## Directions for this task
Read the lines that follow and tally those with the word "ameen"; give the number and nothing else.

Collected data
········
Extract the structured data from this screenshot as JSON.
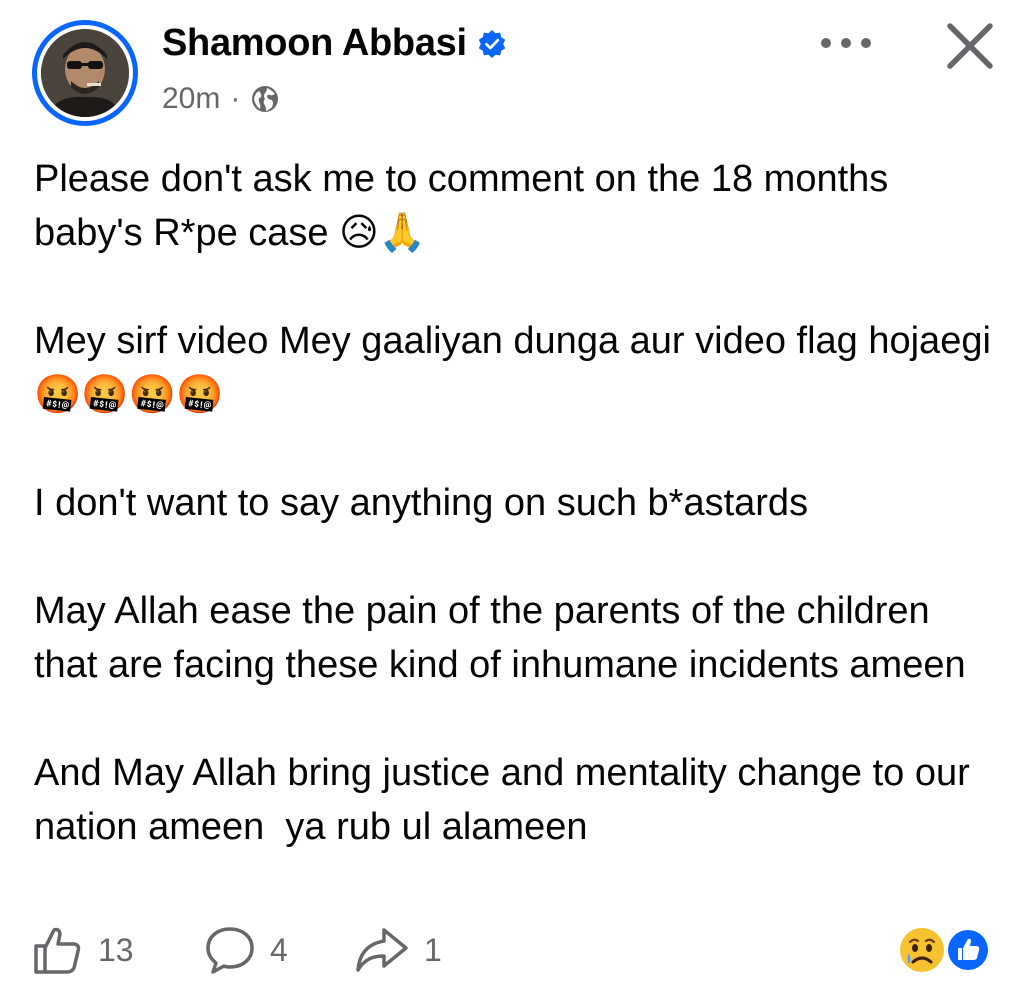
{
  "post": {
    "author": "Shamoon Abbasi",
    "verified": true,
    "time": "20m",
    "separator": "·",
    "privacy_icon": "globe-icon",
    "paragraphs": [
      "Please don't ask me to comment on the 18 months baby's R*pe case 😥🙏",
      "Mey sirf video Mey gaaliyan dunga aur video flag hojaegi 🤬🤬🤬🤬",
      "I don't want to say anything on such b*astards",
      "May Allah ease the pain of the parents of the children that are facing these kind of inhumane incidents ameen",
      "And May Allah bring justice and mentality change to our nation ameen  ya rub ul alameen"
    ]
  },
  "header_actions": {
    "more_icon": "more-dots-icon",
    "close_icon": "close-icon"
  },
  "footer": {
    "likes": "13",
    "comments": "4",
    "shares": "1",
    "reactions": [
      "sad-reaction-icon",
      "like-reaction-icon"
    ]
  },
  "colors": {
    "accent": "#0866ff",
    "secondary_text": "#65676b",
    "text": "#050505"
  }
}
········
## Response
2